**** Text provided ****

Correct coding: 95955 with one unit only.

Why: MUE = 1 with MAI = 3 [3]; the bilateral surgery indicator = 0 confirms no bilateral payment adjustment applies. Both carotids in the same session constitute a single monitoring service on one date of service; the second unit will deny and cannot be appealed on clinical grounds.

Scenario 4: Routine diagnostic EEG performed same day as carotid surgery monitoring

A patient with a documented seizure disorder has a baseline diagnostic EEG (95819) performed in the neurology clinic in the morning before their afternoon carotid endarterectomy. Intraoperative EEG monitoring (95955) is performed during the CEA.

Correct coding: 95955 (intraoperative monitoring) + 95819-59 (morning diagnostic EEG, distinct service). Both claims require separate signed interpretation reports.

Why: The two EEG services are clinically distinct, performed in different settings at different times for different purposes. Modifier -59 documents the distinct service relationship. Verify the current NCCI PTP table for the 95955/95819 column 1/2 relationship before billing; without the modifier, the routine EEG may be denied as bundled into the intraoperative service.

Related Codes

  • 95940: Continuous IONM in OR, each 15 minutes; add-on; in-room, one-on-one; active for Medicare; may be billed alongside 95955 for continuous time-based in-room attendance
  • 95941: Continuous IONM remote or nearby, per hour; NOT valid for Medicare; commercial payers only
  • 95829: Electrocorticogram at surgery; intracranial counterpart to 95955; direct cortical electrodes during brain surgery
  • 95957: Digital analysis of EEG; may be separately reportable when digital reformatting and analysis is performed on the intraoperative EEG record
  • 95819: EEG awake and asleep; routine diagnostic; requires -59 if billed same day as 95955 for a genuinely separate study
  • 95816: EEG awake and drowsy; routine diagnostic; same bundling risk as 95819 when billed same day as 95955
  • G0453: Continuous IONM from outside OR, per patient, each 15 minutes; HCPCS add-on used for remote monitoring scenarios by payers that do not recognize 95941
  • 99360: Standby service; statutory exclusion from Medicare PFS; do not substitute for 95955 on Medicare claims

Sources

  1. HHS OIG Report OEI-02-17-00540: Intraoperative Neurophysiological Monitoring: Questionable Billing Practices (2019) — OIG findings on IONM supervision violations and Medicare overpayments
  2. CMS 2026 Physician Fee Schedule RVU File — released 12/29/2025 — source for 2026 RVU values, APC status indicator, PCTC indicator, and conversion factor ($33.4009) for 95955
  3. CMS NCCI MUE Practitioner Services, effective 04-01-2026 — MUE = 1, MAI = 3 confirmed for 95955
  4. Noridian LCD L34834, Intraoperative Neurophysiology — MAC LCD for IONM, Jurisdictions E and F; verify current effective date
  5. CMS Medicare Coverage Database, LCD Search — search for active IONM LCDs across all MAC jurisdictions
  6. Federal Register CY2026 MPFS Final Rule — 2026 PFS final rule with 95955 RVU finalization

Related Codes

Official Description

Electroencephalogram (EEG) during nonintracranial surgery (eg, carotid surgery)

**** Provided information ****

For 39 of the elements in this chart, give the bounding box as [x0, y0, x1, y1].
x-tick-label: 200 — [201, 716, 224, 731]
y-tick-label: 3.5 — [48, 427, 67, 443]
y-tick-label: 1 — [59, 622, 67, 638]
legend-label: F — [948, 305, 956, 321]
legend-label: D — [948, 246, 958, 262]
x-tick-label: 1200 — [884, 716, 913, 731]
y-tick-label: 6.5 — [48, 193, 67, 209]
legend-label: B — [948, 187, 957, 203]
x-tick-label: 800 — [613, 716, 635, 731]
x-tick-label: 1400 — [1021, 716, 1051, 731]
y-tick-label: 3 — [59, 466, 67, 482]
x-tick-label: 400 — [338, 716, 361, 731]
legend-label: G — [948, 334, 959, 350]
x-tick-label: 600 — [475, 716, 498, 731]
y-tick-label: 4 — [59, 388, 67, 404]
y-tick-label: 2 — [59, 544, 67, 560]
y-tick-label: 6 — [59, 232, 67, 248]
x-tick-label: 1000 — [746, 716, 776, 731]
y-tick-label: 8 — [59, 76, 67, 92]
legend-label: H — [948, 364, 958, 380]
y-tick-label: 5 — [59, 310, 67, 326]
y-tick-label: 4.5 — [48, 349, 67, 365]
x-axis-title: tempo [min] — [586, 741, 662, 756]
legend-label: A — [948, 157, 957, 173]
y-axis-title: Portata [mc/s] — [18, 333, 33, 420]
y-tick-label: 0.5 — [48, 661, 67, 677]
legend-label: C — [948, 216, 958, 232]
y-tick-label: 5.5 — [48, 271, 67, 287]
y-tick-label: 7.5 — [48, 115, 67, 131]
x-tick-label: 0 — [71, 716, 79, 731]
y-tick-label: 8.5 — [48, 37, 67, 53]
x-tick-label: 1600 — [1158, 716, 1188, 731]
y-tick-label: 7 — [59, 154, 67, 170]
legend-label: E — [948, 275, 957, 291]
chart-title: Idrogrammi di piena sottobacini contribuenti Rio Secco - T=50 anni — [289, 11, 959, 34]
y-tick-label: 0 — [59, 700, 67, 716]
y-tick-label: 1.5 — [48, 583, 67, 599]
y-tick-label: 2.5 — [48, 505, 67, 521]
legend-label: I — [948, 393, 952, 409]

****

**Task description**
Please list every code given in the first "Related Codes" list of the coding text. Nothing in the rows is needed for the task.

**Solution**
95940, 95941, 95829, 95957, 95819, 95816, G0453, 99360